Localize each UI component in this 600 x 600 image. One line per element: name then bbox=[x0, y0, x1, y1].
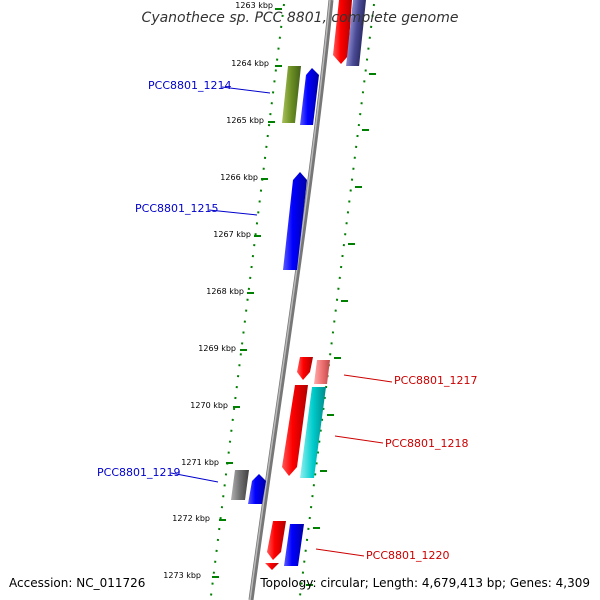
leader-pcc8801-1217 bbox=[343, 374, 393, 383]
gene-pcc8801-1217-pink[interactable] bbox=[314, 360, 330, 384]
gene-label-pcc8801-1218[interactable]: PCC8801_1218 bbox=[385, 437, 468, 450]
gene-label-pcc8801-1220[interactable]: PCC8801_1220 bbox=[366, 549, 449, 562]
gene-label-pcc8801-1217[interactable]: PCC8801_1217 bbox=[394, 374, 477, 387]
gene-small-red-marker[interactable] bbox=[265, 563, 279, 570]
gene-labels: PCC8801_1214 PCC8801_1215 PCC8801_1219 P… bbox=[97, 79, 477, 562]
genome-backbone bbox=[248, 0, 334, 600]
tick-label: 1271 kbp bbox=[181, 458, 219, 467]
tick-label: 1268 kbp bbox=[206, 287, 244, 296]
gene-pcc8801-1219-arrow[interactable] bbox=[248, 474, 266, 504]
dotted-track-left bbox=[210, 3, 285, 597]
tick-label: 1264 kbp bbox=[231, 59, 269, 68]
gene-pcc8801-1218-cyan[interactable] bbox=[300, 387, 326, 478]
gene-pcc8801-1215-arrow[interactable] bbox=[283, 172, 307, 270]
tick-label: 1266 kbp bbox=[220, 173, 258, 182]
gene-pcc8801-1220-blue[interactable] bbox=[284, 524, 304, 566]
tick-label: 1273 kbp bbox=[163, 571, 201, 580]
gene-label-pcc8801-1215[interactable]: PCC8801_1215 bbox=[135, 202, 218, 215]
tick-label: 1270 kbp bbox=[190, 401, 228, 410]
tick-label: 1269 kbp bbox=[198, 344, 236, 353]
gene-arrow-red[interactable] bbox=[333, 0, 352, 64]
tick-marks bbox=[212, 8, 376, 586]
map-title: Cyanothece sp. PCC 8801, complete genome bbox=[141, 10, 459, 26]
gene-pcc8801-1214-arrow[interactable] bbox=[300, 68, 319, 125]
gene-navy[interactable] bbox=[346, 0, 366, 66]
gene-pcc8801-1214-olive[interactable] bbox=[282, 66, 301, 123]
topology-summary: Topology: circular; Length: 4,679,413 bp… bbox=[260, 576, 590, 590]
genes[interactable] bbox=[231, 0, 366, 570]
tick-label: 1265 kbp bbox=[226, 116, 264, 125]
tick-labels: 1263 kbp 1264 kbp 1265 kbp 1266 kbp 1267… bbox=[163, 1, 273, 580]
leader-pcc8801-1215 bbox=[208, 209, 258, 216]
dotted-track-right bbox=[299, 3, 375, 597]
gene-pcc8801-1220-arrow-red[interactable] bbox=[267, 521, 286, 560]
gene-pcc8801-1219-grey[interactable] bbox=[231, 470, 249, 500]
gene-label-pcc8801-1219[interactable]: PCC8801_1219 bbox=[97, 466, 180, 479]
leader-pcc8801-1214 bbox=[221, 86, 271, 94]
leader-pcc8801-1219 bbox=[170, 472, 219, 483]
gene-pcc8801-1218-arrow[interactable] bbox=[282, 385, 308, 476]
accession-label: Accession: NC_011726 bbox=[9, 576, 146, 590]
tick-label: 1272 kbp bbox=[172, 514, 210, 523]
genome-backbone-highlight bbox=[249, 0, 331, 600]
gene-label-leaders bbox=[170, 86, 393, 557]
tick-label: 1267 kbp bbox=[213, 230, 251, 239]
leader-pcc8801-1218 bbox=[334, 435, 384, 444]
gene-label-pcc8801-1214[interactable]: PCC8801_1214 bbox=[148, 79, 231, 92]
tick-label: 1263 kbp bbox=[235, 1, 273, 10]
gene-pcc8801-1217-arrow[interactable] bbox=[297, 357, 313, 380]
leader-pcc8801-1220 bbox=[315, 548, 365, 557]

________________

◆ **EXERCISE PROMPT**: Using the listing above, locate the lines that hold "labels" and copy each one.

◆ **EXPECTED OUTPUT**:
gene-labels: PCC8801_1214 PCC8801_1215 PCC8801_1219 P… bbox=[97, 79, 477, 562]
tick-labels: 1263 kbp 1264 kbp 1265 kbp 1266 kbp 1267… bbox=[163, 1, 273, 580]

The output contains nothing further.